REQUEST
Copy all lines holding the word "Passby" from the entries.

□ □ □

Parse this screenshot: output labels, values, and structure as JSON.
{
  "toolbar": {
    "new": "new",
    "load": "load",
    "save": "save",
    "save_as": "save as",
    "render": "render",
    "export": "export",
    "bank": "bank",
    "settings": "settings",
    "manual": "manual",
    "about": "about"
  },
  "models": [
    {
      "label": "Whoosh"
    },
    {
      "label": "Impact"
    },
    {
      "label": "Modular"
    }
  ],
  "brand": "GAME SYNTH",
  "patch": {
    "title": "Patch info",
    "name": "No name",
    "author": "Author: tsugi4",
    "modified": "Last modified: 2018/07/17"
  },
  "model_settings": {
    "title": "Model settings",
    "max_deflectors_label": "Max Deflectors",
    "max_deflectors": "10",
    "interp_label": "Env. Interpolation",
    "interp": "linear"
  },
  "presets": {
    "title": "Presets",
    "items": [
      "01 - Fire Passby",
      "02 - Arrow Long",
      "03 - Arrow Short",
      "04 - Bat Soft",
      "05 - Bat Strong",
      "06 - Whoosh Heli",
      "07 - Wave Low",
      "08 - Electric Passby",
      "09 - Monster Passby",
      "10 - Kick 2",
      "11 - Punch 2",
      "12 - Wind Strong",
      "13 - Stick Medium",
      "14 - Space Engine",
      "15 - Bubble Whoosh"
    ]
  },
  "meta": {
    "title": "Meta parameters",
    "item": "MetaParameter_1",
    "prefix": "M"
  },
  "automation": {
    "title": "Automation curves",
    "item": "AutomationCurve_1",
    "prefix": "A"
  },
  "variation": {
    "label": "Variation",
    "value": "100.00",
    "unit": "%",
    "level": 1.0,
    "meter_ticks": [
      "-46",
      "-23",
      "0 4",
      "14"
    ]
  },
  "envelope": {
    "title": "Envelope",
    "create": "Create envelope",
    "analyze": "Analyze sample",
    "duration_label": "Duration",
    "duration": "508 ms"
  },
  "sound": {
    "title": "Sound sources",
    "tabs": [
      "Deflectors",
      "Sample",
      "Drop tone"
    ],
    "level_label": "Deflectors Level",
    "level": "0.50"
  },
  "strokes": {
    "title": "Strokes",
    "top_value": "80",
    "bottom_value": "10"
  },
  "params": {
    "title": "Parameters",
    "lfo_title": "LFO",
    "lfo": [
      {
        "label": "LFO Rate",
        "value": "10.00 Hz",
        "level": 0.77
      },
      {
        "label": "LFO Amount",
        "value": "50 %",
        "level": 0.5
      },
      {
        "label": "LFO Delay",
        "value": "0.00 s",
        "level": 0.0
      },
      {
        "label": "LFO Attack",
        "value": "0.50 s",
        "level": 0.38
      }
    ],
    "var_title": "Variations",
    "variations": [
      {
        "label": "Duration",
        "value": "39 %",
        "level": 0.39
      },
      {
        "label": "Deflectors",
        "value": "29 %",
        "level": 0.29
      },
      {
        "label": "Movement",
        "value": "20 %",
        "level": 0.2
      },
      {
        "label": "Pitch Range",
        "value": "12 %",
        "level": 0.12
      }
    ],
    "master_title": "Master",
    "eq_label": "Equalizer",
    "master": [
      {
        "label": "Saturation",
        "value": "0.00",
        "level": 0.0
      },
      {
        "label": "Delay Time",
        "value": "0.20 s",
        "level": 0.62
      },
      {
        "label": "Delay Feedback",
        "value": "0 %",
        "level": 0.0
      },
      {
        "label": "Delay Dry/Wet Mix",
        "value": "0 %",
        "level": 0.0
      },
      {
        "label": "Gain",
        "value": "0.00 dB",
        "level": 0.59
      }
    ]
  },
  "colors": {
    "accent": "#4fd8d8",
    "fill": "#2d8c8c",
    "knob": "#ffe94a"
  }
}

□ □ □

THE RESPONSE
      "01 - Fire Passby",
      "08 - Electric Passby",
      "09 - Monster Passby",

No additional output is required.